### GOAL OF THE EXERCISE
Output every entry exactly, from the first line to the last.

--- BEGIN ITEMS ---

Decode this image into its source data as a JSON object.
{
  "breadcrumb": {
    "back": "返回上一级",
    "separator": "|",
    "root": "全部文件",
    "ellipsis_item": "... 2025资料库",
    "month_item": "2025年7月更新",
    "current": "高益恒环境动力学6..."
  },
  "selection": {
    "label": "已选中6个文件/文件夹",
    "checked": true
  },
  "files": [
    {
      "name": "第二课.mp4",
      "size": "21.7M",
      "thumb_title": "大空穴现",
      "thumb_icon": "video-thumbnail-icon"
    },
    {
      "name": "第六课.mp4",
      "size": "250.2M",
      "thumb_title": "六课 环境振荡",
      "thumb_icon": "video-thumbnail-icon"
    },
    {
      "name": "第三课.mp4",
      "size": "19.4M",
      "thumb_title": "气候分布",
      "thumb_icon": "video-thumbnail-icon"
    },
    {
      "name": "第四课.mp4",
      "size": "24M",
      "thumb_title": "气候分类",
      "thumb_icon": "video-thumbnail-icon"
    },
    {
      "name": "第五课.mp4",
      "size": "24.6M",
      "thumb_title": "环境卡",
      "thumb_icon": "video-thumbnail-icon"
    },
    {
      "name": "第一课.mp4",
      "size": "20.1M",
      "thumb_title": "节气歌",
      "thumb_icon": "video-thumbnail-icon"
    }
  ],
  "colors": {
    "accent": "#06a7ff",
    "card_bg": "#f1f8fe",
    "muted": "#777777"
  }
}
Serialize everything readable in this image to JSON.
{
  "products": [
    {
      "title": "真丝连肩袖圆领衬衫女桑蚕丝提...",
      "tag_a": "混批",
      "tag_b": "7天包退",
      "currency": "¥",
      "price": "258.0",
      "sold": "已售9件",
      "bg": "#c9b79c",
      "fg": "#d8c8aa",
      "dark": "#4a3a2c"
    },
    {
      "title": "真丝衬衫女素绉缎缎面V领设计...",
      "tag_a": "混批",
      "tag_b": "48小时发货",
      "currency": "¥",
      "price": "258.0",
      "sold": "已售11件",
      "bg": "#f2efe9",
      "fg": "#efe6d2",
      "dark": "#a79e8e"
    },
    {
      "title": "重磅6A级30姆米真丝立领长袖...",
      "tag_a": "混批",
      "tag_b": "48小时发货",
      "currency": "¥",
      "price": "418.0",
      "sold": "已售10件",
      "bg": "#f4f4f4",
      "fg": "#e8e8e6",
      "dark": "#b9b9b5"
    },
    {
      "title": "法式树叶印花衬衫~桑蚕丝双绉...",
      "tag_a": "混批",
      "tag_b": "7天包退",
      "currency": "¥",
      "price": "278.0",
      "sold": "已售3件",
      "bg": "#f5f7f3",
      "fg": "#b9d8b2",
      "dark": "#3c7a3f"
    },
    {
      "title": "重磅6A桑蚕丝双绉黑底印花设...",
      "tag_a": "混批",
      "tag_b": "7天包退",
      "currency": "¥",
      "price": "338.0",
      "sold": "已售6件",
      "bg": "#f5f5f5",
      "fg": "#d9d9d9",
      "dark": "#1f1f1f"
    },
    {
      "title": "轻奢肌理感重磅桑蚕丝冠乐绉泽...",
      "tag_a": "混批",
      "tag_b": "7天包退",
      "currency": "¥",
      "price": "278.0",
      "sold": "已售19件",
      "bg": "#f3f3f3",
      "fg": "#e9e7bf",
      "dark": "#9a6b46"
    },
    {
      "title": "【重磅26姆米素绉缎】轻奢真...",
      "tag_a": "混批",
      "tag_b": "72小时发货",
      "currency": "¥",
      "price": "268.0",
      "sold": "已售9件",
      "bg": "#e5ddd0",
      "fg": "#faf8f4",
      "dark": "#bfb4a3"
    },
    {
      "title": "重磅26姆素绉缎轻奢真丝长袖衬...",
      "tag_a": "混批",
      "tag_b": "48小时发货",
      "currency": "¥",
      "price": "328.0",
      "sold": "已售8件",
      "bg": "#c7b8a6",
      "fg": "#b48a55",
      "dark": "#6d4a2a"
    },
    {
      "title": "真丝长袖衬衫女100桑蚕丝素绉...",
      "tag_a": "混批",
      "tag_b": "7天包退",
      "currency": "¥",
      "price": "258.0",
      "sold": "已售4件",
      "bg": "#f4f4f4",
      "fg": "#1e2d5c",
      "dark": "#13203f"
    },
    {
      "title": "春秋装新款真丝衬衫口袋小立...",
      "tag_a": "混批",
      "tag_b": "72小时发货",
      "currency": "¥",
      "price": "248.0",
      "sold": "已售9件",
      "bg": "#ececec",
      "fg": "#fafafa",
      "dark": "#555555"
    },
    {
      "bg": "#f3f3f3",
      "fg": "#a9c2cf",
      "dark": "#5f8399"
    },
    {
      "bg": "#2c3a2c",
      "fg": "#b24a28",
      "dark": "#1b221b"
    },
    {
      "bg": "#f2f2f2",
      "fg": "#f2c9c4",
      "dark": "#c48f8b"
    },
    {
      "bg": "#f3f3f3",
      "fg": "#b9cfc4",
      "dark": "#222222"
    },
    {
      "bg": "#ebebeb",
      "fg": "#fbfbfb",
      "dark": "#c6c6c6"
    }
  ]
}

--- END ITEMS ---

### WRITTEN REPLY
Decode this image into its source data as a JSON object.
{
  "breadcrumb": {
    "back": "返回上一级",
    "separator": "|",
    "root": "全部文件",
    "ellipsis_item": "... 2025资料库",
    "month_item": "2025年7月更新",
    "current": "高益恒环境动力学6..."
  },
  "selection": {
    "label": "已选中6个文件/文件夹",
    "checked": true
  },
  "files": [
    {
      "name": "第二课.mp4",
      "size": "21.7M",
      "thumb_title": "大空穴现",
      "thumb_icon": "video-thumbnail-icon"
    },
    {
      "name": "第六课.mp4",
      "size": "250.2M",
      "thumb_title": "六课 环境振荡",
      "thumb_icon": "video-thumbnail-icon"
    },
    {
      "name": "第三课.mp4",
      "size": "19.4M",
      "thumb_title": "气候分布",
      "thumb_icon": "video-thumbnail-icon"
    },
    {
      "name": "第四课.mp4",
      "size": "24M",
      "thumb_title": "气候分类",
      "thumb_icon": "video-thumbnail-icon"
    },
    {
      "name": "第五课.mp4",
      "size": "24.6M",
      "thumb_title": "环境卡",
      "thumb_icon": "video-thumbnail-icon"
    },
    {
      "name": "第一课.mp4",
      "size": "20.1M",
      "thumb_title": "节气歌",
      "thumb_icon": "video-thumbnail-icon"
    }
  ],
  "colors": {
    "accent": "#06a7ff",
    "card_bg": "#f1f8fe",
    "muted": "#777777"
  }
}
Serialize everything readable in this image to JSON.
{
  "products": [
    {
      "title": "真丝连肩袖圆领衬衫女桑蚕丝提...",
      "tag_a": "混批",
      "tag_b": "7天包退",
      "currency": "¥",
      "price": "258.0",
      "sold": "已售9件",
      "bg": "#c9b79c",
      "fg": "#d8c8aa",
      "dark": "#4a3a2c"
    },
    {
      "title": "真丝衬衫女素绉缎缎面V领设计...",
      "tag_a": "混批",
      "tag_b": "48小时发货",
      "currency": "¥",
      "price": "258.0",
      "sold": "已售11件",
      "bg": "#f2efe9",
      "fg": "#efe6d2",
      "dark": "#a79e8e"
    },
    {
      "title": "重磅6A级30姆米真丝立领长袖...",
      "tag_a": "混批",
      "tag_b": "48小时发货",
      "currency": "¥",
      "price": "418.0",
      "sold": "已售10件",
      "bg": "#f4f4f4",
      "fg": "#e8e8e6",
      "dark": "#b9b9b5"
    },
    {
      "title": "法式树叶印花衬衫~桑蚕丝双绉...",
      "tag_a": "混批",
      "tag_b": "7天包退",
      "currency": "¥",
      "price": "278.0",
      "sold": "已售3件",
      "bg": "#f5f7f3",
      "fg": "#b9d8b2",
      "dark": "#3c7a3f"
    },
    {
      "title": "重磅6A桑蚕丝双绉黑底印花设...",
      "tag_a": "混批",
      "tag_b": "7天包退",
      "currency": "¥",
      "price": "338.0",
      "sold": "已售6件",
      "bg": "#f5f5f5",
      "fg": "#d9d9d9",
      "dark": "#1f1f1f"
    },
    {
      "title": "轻奢肌理感重磅桑蚕丝冠乐绉泽...",
      "tag_a": "混批",
      "tag_b": "7天包退",
      "currency": "¥",
      "price": "278.0",
      "sold": "已售19件",
      "bg": "#f3f3f3",
      "fg": "#e9e7bf",
      "dark": "#9a6b46"
    },
    {
      "title": "【重磅26姆米素绉缎】轻奢真...",
      "tag_a": "混批",
      "tag_b": "72小时发货",
      "currency": "¥",
      "price": "268.0",
      "sold": "已售9件",
      "bg": "#e5ddd0",
      "fg": "#faf8f4",
      "dark": "#bfb4a3"
    },
    {
      "title": "重磅26姆素绉缎轻奢真丝长袖衬...",
      "tag_a": "混批",
      "tag_b": "48小时发货",
      "currency": "¥",
      "price": "328.0",
      "sold": "已售8件",
      "bg": "#c7b8a6",
      "fg": "#b48a55",
      "dark": "#6d4a2a"
    },
    {
      "title": "真丝长袖衬衫女100桑蚕丝素绉...",
      "tag_a": "混批",
      "tag_b": "7天包退",
      "currency": "¥",
      "price": "258.0",
      "sold": "已售4件",
      "bg": "#f4f4f4",
      "fg": "#1e2d5c",
      "dark": "#13203f"
    },
    {
      "title": "春秋装新款真丝衬衫口袋小立...",
      "tag_a": "混批",
      "tag_b": "72小时发货",
      "currency": "¥",
      "price": "248.0",
      "sold": "已售9件",
      "bg": "#ececec",
      "fg": "#fafafa",
      "dark": "#555555"
    },
    {
      "bg": "#f3f3f3",
      "fg": "#a9c2cf",
      "dark": "#5f8399"
    },
    {
      "bg": "#2c3a2c",
      "fg": "#b24a28",
      "dark": "#1b221b"
    },
    {
      "bg": "#f2f2f2",
      "fg": "#f2c9c4",
      "dark": "#c48f8b"
    },
    {
      "bg": "#f3f3f3",
      "fg": "#b9cfc4",
      "dark": "#222222"
    },
    {
      "bg": "#ebebeb",
      "fg": "#fbfbfb",
      "dark": "#c6c6c6"
    }
  ]
}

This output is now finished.